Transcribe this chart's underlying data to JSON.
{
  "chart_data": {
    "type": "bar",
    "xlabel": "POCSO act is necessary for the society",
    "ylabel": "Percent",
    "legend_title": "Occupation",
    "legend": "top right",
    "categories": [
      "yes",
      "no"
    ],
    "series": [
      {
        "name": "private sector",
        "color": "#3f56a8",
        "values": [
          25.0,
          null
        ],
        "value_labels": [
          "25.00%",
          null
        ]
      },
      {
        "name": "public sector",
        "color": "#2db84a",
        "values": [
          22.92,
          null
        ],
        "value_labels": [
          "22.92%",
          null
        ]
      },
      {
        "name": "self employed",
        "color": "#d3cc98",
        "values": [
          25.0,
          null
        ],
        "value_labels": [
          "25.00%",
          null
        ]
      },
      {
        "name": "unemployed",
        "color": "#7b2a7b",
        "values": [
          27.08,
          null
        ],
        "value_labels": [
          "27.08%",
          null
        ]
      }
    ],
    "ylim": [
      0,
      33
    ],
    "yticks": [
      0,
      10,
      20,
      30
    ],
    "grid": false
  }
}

——————

* Task statement:
Produce an exact copy of all the records.

* Full output:
Transcribe this chart's underlying data to JSON.
{
  "chart_data": {
    "type": "bar",
    "xlabel": "POCSO act is necessary for the society",
    "ylabel": "Percent",
    "legend_title": "Occupation",
    "legend": "top right",
    "categories": [
      "yes",
      "no"
    ],
    "series": [
      {
        "name": "private sector",
        "color": "#3f56a8",
        "values": [
          25.0,
          null
        ],
        "value_labels": [
          "25.00%",
          null
        ]
      },
      {
        "name": "public sector",
        "color": "#2db84a",
        "values": [
          22.92,
          null
        ],
        "value_labels": [
          "22.92%",
          null
        ]
      },
      {
        "name": "self employed",
        "color": "#d3cc98",
        "values": [
          25.0,
          null
        ],
        "value_labels": [
          "25.00%",
          null
        ]
      },
      {
        "name": "unemployed",
        "color": "#7b2a7b",
        "values": [
          27.08,
          null
        ],
        "value_labels": [
          "27.08%",
          null
        ]
      }
    ],
    "ylim": [
      0,
      33
    ],
    "yticks": [
      0,
      10,
      20,
      30
    ],
    "grid": false
  }
}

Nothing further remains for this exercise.